→ **Task goal**
Drop the images; return everything else in the listing below exactly.

→ **Dataset records**
+ + + + + + +
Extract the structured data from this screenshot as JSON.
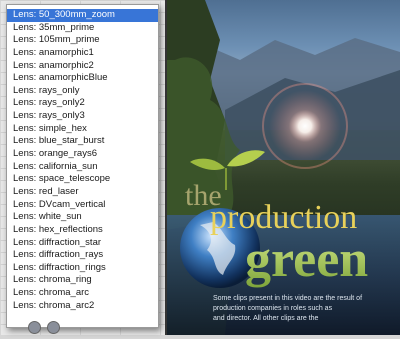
{
  "lens_menu": {
    "selected_index": 0,
    "items": [
      "Lens: 50_300mm_zoom",
      "Lens: 35mm_prime",
      "Lens: 105mm_prime",
      "Lens: anamorphic1",
      "Lens: anamorphic2",
      "Lens: anamorphicBlue",
      "Lens: rays_only",
      "Lens: rays_only2",
      "Lens: rays_only3",
      "Lens: simple_hex",
      "Lens: blue_star_burst",
      "Lens: orange_rays6",
      "Lens: california_sun",
      "Lens: space_telescope",
      "Lens: red_laser",
      "Lens: DVcam_vertical",
      "Lens: white_sun",
      "Lens: hex_reflections",
      "Lens: diffraction_star",
      "Lens: diffraction_rays",
      "Lens: diffraction_rings",
      "Lens: chroma_ring",
      "Lens: chroma_arc",
      "Lens: chroma_arc2"
    ]
  },
  "preview": {
    "logo_the": "the",
    "logo_production": "production",
    "logo_green": "green",
    "caption_line1": "Some clips present in this video are the result of",
    "caption_line2": "production companies in roles such as",
    "caption_line3": "and director.   All other clips are the"
  }
}
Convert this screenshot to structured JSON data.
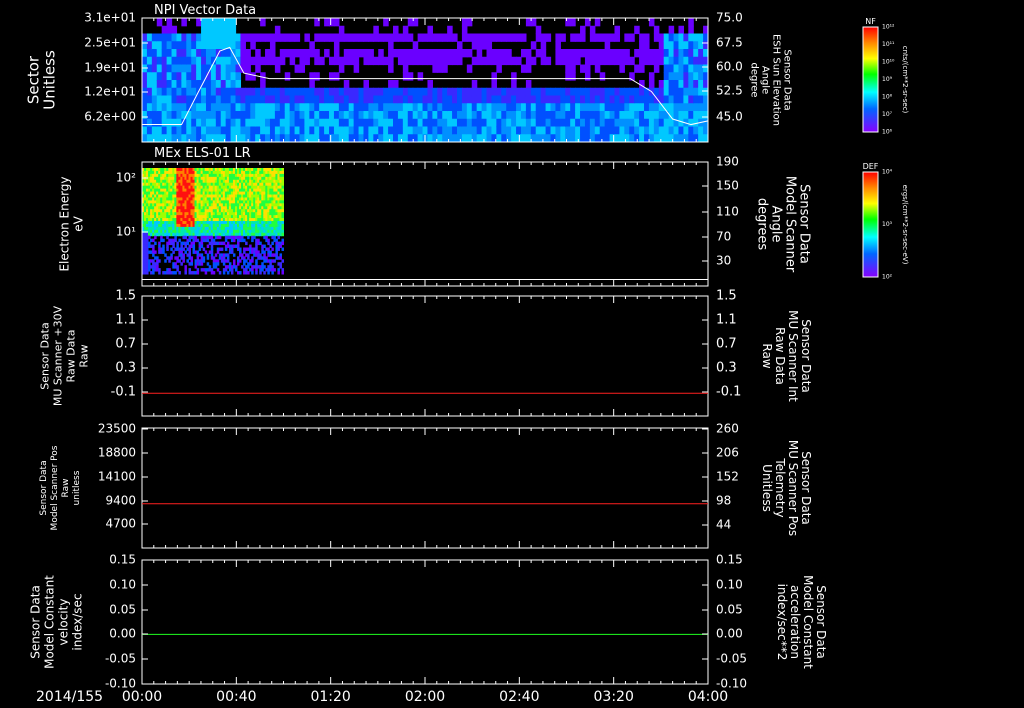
{
  "date": "2014/155",
  "time_ticks": [
    "00:00",
    "00:40",
    "01:20",
    "02:00",
    "02:40",
    "03:20",
    "04:00"
  ],
  "colors": {
    "white": "#ffffff",
    "red": "#ff2020",
    "green": "#20ff20",
    "black": "#000000"
  },
  "chart_data": [
    {
      "type": "heatmap",
      "title": "NPI Vector Data",
      "ylabel": [
        "Sector",
        "Unitless"
      ],
      "y_ticks": [
        "3.1e+01",
        "2.5e+01",
        "1.9e+01",
        "1.2e+01",
        "6.2e+00"
      ],
      "y2label": [
        "Sensor Data",
        "ESH Sun Elevation",
        "Angle",
        "degree"
      ],
      "y2_ticks": [
        "75.0",
        "67.5",
        "60.0",
        "52.5",
        "45.0"
      ],
      "y2lim": [
        41.25,
        75
      ],
      "overlay": {
        "color": "#ffffff",
        "x_hours": [
          0,
          0.28,
          0.4,
          0.55,
          0.62,
          0.72,
          0.9,
          3.45,
          3.6,
          3.75,
          3.88,
          4.0
        ],
        "y": [
          46,
          46,
          55,
          66,
          67,
          60,
          58.5,
          58.5,
          55,
          47.5,
          46,
          47
        ]
      },
      "colorbar": {
        "label": "NF",
        "unit": "cnts/(cm**2-sr-sec)",
        "ticks": [
          "10¹²",
          "10¹¹",
          "10¹⁰",
          "10⁹",
          "10⁸",
          "10⁷",
          "10⁶"
        ]
      }
    },
    {
      "type": "heatmap",
      "title": "MEx ELS-01 LR",
      "ylabel": [
        "Electron Energy",
        "eV"
      ],
      "y_ticks": [
        "10²",
        "10¹"
      ],
      "y2label": [
        "Sensor Data",
        "Model Scanner",
        "Angle",
        "degrees"
      ],
      "y2_ticks": [
        "190",
        "150",
        "110",
        "70",
        "30"
      ],
      "y2lim": [
        0,
        190
      ],
      "overlay": {
        "color": "#ffffff",
        "y": 10
      },
      "data_end_hours": 1.0,
      "colorbar": {
        "label": "DEF",
        "unit": "ergs/(cm**2-sr-sec-eV)",
        "ticks": [
          "10⁴",
          "10³",
          "10²"
        ]
      }
    },
    {
      "type": "line",
      "ylabel": [
        "Sensor Data",
        "MU Scanner +30V",
        "Raw Data",
        "Raw"
      ],
      "y_ticks": [
        "1.5",
        "1.1",
        "0.7",
        "0.3",
        "-0.1"
      ],
      "ylim": [
        -0.35,
        1.5
      ],
      "y2label": [
        "Sensor Data",
        "MU Scanner Int",
        "Raw Data",
        "Raw"
      ],
      "y2_ticks": [
        "1.5",
        "1.1",
        "0.7",
        "0.3",
        "-0.1"
      ],
      "series": [
        {
          "color": "#ff2020",
          "values": [
            0.0,
            0.0
          ]
        }
      ]
    },
    {
      "type": "line",
      "ylabel": [
        "Sensor Data",
        "Model Scanner Pos",
        "Raw",
        "unitless"
      ],
      "y_ticks": [
        "23500",
        "18800",
        "14100",
        "9400",
        "4700"
      ],
      "ylim": [
        -1000,
        23500
      ],
      "y2label": [
        "Sensor Data",
        "MU Scanner Pos",
        "Telemetry",
        "Unitless"
      ],
      "y2_ticks": [
        "260",
        "206",
        "152",
        "98",
        "44"
      ],
      "y2lim": [
        -11,
        260
      ],
      "series": [
        {
          "color": "#ff2020",
          "values": [
            89,
            89
          ]
        }
      ]
    },
    {
      "type": "line",
      "ylabel": [
        "Sensor Data",
        "Model Constant",
        "velocity",
        "index/sec"
      ],
      "y_ticks": [
        "0.15",
        "0.10",
        "0.05",
        "0.00",
        "-0.05",
        "-0.10"
      ],
      "ylim": [
        -0.1,
        0.15
      ],
      "y2label": [
        "Sensor Data",
        "Model Constant",
        "acceleration",
        "index/sec**2"
      ],
      "y2_ticks": [
        "0.15",
        "0.10",
        "0.05",
        "0.00",
        "-0.05",
        "-0.10"
      ],
      "series": [
        {
          "color": "#20ff20",
          "values": [
            0.0,
            0.0
          ]
        }
      ]
    }
  ]
}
+ + + + + + +
→ **Answer to this task**
Extract the structured data from this screenshot as JSON.
{
  "lens_menu": {
    "selected_index": 0,
    "items": [
      "Lens: 50_300mm_zoom",
      "Lens: 35mm_prime",
      "Lens: 105mm_prime",
      "Lens: anamorphic1",
      "Lens: anamorphic2",
      "Lens: anamorphicBlue",
      "Lens: rays_only",
      "Lens: rays_only2",
      "Lens: rays_only3",
      "Lens: simple_hex",
      "Lens: blue_star_burst",
      "Lens: orange_rays6",
      "Lens: california_sun",
      "Lens: space_telescope",
      "Lens: red_laser",
      "Lens: DVcam_vertical",
      "Lens: white_sun",
      "Lens: hex_reflections",
      "Lens: diffraction_star",
      "Lens: diffraction_rays",
      "Lens: diffraction_rings",
      "Lens: chroma_ring",
      "Lens: chroma_arc",
      "Lens: chroma_arc2"
    ]
  },
  "preview": {
    "logo_the": "the",
    "logo_production": "production",
    "logo_green": "green",
    "caption_line1": "Some clips present in this video are the result of",
    "caption_line2": "production companies in roles such as",
    "caption_line3": "and director.   All other clips are the"
  }
}
Convert this screenshot to structured JSON data.
{
  "date": "2014/155",
  "time_ticks": [
    "00:00",
    "00:40",
    "01:20",
    "02:00",
    "02:40",
    "03:20",
    "04:00"
  ],
  "colors": {
    "white": "#ffffff",
    "red": "#ff2020",
    "green": "#20ff20",
    "black": "#000000"
  },
  "chart_data": [
    {
      "type": "heatmap",
      "title": "NPI Vector Data",
      "ylabel": [
        "Sector",
        "Unitless"
      ],
      "y_ticks": [
        "3.1e+01",
        "2.5e+01",
        "1.9e+01",
        "1.2e+01",
        "6.2e+00"
      ],
      "y2label": [
        "Sensor Data",
        "ESH Sun Elevation",
        "Angle",
        "degree"
      ],
      "y2_ticks": [
        "75.0",
        "67.5",
        "60.0",
        "52.5",
        "45.0"
      ],
      "y2lim": [
        41.25,
        75
      ],
      "overlay": {
        "color": "#ffffff",
        "x_hours": [
          0,
          0.28,
          0.4,
          0.55,
          0.62,
          0.72,
          0.9,
          3.45,
          3.6,
          3.75,
          3.88,
          4.0
        ],
        "y": [
          46,
          46,
          55,
          66,
          67,
          60,
          58.5,
          58.5,
          55,
          47.5,
          46,
          47
        ]
      },
      "colorbar": {
        "label": "NF",
        "unit": "cnts/(cm**2-sr-sec)",
        "ticks": [
          "10¹²",
          "10¹¹",
          "10¹⁰",
          "10⁹",
          "10⁸",
          "10⁷",
          "10⁶"
        ]
      }
    },
    {
      "type": "heatmap",
      "title": "MEx ELS-01 LR",
      "ylabel": [
        "Electron Energy",
        "eV"
      ],
      "y_ticks": [
        "10²",
        "10¹"
      ],
      "y2label": [
        "Sensor Data",
        "Model Scanner",
        "Angle",
        "degrees"
      ],
      "y2_ticks": [
        "190",
        "150",
        "110",
        "70",
        "30"
      ],
      "y2lim": [
        0,
        190
      ],
      "overlay": {
        "color": "#ffffff",
        "y": 10
      },
      "data_end_hours": 1.0,
      "colorbar": {
        "label": "DEF",
        "unit": "ergs/(cm**2-sr-sec-eV)",
        "ticks": [
          "10⁴",
          "10³",
          "10²"
        ]
      }
    },
    {
      "type": "line",
      "ylabel": [
        "Sensor Data",
        "MU Scanner +30V",
        "Raw Data",
        "Raw"
      ],
      "y_ticks": [
        "1.5",
        "1.1",
        "0.7",
        "0.3",
        "-0.1"
      ],
      "ylim": [
        -0.35,
        1.5
      ],
      "y2label": [
        "Sensor Data",
        "MU Scanner Int",
        "Raw Data",
        "Raw"
      ],
      "y2_ticks": [
        "1.5",
        "1.1",
        "0.7",
        "0.3",
        "-0.1"
      ],
      "series": [
        {
          "color": "#ff2020",
          "values": [
            0.0,
            0.0
          ]
        }
      ]
    },
    {
      "type": "line",
      "ylabel": [
        "Sensor Data",
        "Model Scanner Pos",
        "Raw",
        "unitless"
      ],
      "y_ticks": [
        "23500",
        "18800",
        "14100",
        "9400",
        "4700"
      ],
      "ylim": [
        -1000,
        23500
      ],
      "y2label": [
        "Sensor Data",
        "MU Scanner Pos",
        "Telemetry",
        "Unitless"
      ],
      "y2_ticks": [
        "260",
        "206",
        "152",
        "98",
        "44"
      ],
      "y2lim": [
        -11,
        260
      ],
      "series": [
        {
          "color": "#ff2020",
          "values": [
            89,
            89
          ]
        }
      ]
    },
    {
      "type": "line",
      "ylabel": [
        "Sensor Data",
        "Model Constant",
        "velocity",
        "index/sec"
      ],
      "y_ticks": [
        "0.15",
        "0.10",
        "0.05",
        "0.00",
        "-0.05",
        "-0.10"
      ],
      "ylim": [
        -0.1,
        0.15
      ],
      "y2label": [
        "Sensor Data",
        "Model Constant",
        "acceleration",
        "index/sec**2"
      ],
      "y2_ticks": [
        "0.15",
        "0.10",
        "0.05",
        "0.00",
        "-0.05",
        "-0.10"
      ],
      "series": [
        {
          "color": "#20ff20",
          "values": [
            0.0,
            0.0
          ]
        }
      ]
    }
  ]
}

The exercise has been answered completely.